• **Given problem**: Identify the lines containing the word "Excluding". Copy each one.

[Entries with figure data]
------------------------------------------------------------

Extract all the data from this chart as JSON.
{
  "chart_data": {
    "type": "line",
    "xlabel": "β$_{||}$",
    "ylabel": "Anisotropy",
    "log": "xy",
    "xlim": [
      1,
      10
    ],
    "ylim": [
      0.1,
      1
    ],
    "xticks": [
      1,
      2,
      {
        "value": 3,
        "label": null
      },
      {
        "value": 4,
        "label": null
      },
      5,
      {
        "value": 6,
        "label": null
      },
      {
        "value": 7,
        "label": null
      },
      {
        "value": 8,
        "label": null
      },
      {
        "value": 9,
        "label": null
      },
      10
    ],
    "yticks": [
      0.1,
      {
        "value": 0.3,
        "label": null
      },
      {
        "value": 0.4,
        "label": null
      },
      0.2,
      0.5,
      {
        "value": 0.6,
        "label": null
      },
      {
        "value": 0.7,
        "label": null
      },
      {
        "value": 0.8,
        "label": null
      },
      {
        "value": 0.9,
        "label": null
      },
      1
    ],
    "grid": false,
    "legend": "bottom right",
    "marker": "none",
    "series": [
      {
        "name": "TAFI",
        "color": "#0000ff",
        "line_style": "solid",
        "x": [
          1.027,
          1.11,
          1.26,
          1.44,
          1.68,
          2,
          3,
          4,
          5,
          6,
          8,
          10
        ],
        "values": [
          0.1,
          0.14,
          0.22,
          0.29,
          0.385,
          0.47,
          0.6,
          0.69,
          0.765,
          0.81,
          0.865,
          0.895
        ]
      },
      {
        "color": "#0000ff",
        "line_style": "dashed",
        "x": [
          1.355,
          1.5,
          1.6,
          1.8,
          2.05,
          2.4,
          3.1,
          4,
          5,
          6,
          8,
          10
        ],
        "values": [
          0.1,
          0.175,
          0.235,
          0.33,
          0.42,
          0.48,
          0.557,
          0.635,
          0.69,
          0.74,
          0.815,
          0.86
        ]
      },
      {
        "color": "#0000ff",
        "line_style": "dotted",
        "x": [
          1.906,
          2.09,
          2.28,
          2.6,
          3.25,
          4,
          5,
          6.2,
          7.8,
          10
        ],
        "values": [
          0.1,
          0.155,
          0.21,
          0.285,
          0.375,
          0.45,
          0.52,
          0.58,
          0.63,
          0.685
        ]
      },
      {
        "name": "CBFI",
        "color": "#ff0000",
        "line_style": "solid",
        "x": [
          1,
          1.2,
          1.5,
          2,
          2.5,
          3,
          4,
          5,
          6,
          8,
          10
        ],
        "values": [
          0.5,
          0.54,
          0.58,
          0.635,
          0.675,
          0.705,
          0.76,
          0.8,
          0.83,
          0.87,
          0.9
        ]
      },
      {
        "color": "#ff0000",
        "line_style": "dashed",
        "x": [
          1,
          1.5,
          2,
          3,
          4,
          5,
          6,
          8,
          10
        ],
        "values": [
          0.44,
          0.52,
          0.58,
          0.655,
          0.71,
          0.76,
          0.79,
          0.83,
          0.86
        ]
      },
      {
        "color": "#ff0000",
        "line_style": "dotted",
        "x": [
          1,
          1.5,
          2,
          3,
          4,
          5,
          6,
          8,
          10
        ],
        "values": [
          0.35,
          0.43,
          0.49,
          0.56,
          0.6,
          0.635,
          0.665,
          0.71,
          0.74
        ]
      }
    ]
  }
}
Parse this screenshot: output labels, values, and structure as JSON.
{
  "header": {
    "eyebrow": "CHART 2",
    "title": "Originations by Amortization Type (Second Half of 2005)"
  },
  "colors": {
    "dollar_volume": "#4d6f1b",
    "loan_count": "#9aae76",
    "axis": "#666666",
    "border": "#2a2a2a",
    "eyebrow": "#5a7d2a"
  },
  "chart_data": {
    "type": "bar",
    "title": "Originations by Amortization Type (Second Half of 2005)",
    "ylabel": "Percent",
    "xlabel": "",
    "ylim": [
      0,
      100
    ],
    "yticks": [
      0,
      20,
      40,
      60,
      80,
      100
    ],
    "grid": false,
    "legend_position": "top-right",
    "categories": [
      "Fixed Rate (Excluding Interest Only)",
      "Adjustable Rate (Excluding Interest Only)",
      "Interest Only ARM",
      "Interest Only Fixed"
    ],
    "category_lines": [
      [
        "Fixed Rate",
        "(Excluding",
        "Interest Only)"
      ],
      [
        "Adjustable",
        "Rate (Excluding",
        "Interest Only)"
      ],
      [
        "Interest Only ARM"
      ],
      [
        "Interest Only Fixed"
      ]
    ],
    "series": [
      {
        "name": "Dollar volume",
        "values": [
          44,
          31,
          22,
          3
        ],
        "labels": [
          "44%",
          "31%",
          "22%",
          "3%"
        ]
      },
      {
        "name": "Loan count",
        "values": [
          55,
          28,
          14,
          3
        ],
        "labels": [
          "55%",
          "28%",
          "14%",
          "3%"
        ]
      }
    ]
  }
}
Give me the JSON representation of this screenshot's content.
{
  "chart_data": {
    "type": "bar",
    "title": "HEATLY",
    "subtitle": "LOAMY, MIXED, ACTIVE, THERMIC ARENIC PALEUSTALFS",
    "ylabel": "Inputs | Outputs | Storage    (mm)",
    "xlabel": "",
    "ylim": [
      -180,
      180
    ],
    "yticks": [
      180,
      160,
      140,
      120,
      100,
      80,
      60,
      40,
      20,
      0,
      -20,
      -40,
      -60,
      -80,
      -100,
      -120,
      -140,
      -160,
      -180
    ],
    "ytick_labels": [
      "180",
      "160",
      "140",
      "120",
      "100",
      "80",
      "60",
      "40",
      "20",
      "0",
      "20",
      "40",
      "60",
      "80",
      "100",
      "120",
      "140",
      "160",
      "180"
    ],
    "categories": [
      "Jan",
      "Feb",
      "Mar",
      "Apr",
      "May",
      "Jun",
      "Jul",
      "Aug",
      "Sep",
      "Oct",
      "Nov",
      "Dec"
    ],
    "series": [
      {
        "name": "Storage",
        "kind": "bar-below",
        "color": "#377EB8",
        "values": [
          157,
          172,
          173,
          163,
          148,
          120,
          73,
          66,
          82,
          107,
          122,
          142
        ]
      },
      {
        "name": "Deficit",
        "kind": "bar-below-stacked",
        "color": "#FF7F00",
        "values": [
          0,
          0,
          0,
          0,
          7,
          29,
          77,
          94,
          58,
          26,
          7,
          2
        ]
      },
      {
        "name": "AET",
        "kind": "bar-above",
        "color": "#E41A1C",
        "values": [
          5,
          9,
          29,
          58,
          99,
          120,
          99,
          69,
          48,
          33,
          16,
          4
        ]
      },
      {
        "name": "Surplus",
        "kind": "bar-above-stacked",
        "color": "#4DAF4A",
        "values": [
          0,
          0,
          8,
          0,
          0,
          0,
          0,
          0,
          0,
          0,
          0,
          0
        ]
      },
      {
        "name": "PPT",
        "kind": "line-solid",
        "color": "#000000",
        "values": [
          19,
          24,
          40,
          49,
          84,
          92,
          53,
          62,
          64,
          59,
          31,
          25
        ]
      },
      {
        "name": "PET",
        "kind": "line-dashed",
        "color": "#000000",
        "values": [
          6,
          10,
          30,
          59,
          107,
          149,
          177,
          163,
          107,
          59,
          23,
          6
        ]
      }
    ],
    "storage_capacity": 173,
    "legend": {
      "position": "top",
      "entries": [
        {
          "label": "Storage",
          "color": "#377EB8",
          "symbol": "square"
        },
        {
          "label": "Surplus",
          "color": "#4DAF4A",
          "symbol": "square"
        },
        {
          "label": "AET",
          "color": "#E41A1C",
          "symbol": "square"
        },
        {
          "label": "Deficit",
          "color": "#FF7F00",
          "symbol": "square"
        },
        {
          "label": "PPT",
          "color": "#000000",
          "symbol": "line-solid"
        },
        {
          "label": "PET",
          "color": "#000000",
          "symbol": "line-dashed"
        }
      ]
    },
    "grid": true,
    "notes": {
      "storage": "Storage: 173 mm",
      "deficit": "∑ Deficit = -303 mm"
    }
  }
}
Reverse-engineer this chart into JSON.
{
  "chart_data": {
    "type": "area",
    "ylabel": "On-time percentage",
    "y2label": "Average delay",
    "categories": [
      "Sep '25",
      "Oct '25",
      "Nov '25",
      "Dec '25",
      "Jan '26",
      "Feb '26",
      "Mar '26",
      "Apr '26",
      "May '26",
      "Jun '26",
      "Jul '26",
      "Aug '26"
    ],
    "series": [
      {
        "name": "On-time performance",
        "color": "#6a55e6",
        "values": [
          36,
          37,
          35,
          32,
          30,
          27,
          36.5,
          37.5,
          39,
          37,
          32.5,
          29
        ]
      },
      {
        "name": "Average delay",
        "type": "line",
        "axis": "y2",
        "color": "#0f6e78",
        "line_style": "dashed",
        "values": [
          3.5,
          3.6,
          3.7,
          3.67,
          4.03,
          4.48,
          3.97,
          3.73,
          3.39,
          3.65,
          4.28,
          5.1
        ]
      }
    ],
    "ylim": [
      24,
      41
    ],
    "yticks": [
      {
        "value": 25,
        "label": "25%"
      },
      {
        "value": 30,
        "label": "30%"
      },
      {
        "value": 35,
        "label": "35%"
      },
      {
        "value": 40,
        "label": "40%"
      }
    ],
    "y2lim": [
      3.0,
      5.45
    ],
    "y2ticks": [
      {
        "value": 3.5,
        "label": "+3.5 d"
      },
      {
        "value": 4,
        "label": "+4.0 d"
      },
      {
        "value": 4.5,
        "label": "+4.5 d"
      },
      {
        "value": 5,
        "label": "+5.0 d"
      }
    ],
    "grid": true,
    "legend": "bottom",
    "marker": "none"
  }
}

------------------------------------------------------------

• **Solution to the problem**:
      "Fixed Rate (Excluding Interest Only)",
      "Adjustable Rate (Excluding Interest Only)",
        "(Excluding",
        "Rate (Excluding",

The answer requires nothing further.